### Available data
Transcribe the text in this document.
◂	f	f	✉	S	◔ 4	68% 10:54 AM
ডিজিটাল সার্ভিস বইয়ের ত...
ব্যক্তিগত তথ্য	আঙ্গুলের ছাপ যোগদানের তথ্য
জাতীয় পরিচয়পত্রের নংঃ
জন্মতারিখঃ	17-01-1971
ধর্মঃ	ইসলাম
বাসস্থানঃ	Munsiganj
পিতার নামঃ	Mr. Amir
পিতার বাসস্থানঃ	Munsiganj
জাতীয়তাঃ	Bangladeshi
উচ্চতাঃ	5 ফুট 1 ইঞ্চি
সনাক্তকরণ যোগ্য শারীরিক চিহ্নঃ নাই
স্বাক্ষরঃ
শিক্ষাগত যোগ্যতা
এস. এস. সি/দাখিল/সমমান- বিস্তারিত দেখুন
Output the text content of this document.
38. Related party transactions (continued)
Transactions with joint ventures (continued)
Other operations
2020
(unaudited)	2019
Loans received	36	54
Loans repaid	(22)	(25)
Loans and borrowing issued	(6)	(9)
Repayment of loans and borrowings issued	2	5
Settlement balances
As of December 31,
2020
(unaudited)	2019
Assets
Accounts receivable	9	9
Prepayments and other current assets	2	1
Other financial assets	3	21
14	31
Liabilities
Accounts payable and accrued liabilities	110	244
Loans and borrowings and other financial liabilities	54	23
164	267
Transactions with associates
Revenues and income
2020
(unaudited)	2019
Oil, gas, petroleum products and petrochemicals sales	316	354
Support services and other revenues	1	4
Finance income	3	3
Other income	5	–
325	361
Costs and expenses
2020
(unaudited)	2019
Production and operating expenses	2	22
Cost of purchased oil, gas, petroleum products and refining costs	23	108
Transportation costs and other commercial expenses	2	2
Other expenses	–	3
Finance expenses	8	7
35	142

### Stated task
The records above must be repeated exactly, every one of them.

### Exercise output
Transcribe the text in this document.
◂	f	f	✉	S	◔ 4	68% 10:54 AM
ডিজিটাল সার্ভিস বইয়ের ত...
ব্যক্তিগত তথ্য	আঙ্গুলের ছাপ যোগদানের তথ্য
জাতীয় পরিচয়পত্রের নংঃ
জন্মতারিখঃ	17-01-1971
ধর্মঃ	ইসলাম
বাসস্থানঃ	Munsiganj
পিতার নামঃ	Mr. Amir
পিতার বাসস্থানঃ	Munsiganj
জাতীয়তাঃ	Bangladeshi
উচ্চতাঃ	5 ফুট 1 ইঞ্চি
সনাক্তকরণ যোগ্য শারীরিক চিহ্নঃ নাই
স্বাক্ষরঃ
শিক্ষাগত যোগ্যতা
এস. এস. সি/দাখিল/সমমান- বিস্তারিত দেখুন
Output the text content of this document.
38. Related party transactions (continued)
Transactions with joint ventures (continued)
Other operations
2020
(unaudited)	2019
Loans received	36	54
Loans repaid	(22)	(25)
Loans and borrowing issued	(6)	(9)
Repayment of loans and borrowings issued	2	5
Settlement balances
As of December 31,
2020
(unaudited)	2019
Assets
Accounts receivable	9	9
Prepayments and other current assets	2	1
Other financial assets	3	21
14	31
Liabilities
Accounts payable and accrued liabilities	110	244
Loans and borrowings and other financial liabilities	54	23
164	267
Transactions with associates
Revenues and income
2020
(unaudited)	2019
Oil, gas, petroleum products and petrochemicals sales	316	354
Support services and other revenues	1	4
Finance income	3	3
Other income	5	–
325	361
Costs and expenses
2020
(unaudited)	2019
Production and operating expenses	2	22
Cost of purchased oil, gas, petroleum products and refining costs	23	108
Transportation costs and other commercial expenses	2	2
Other expenses	–	3
Finance expenses	8	7
35	142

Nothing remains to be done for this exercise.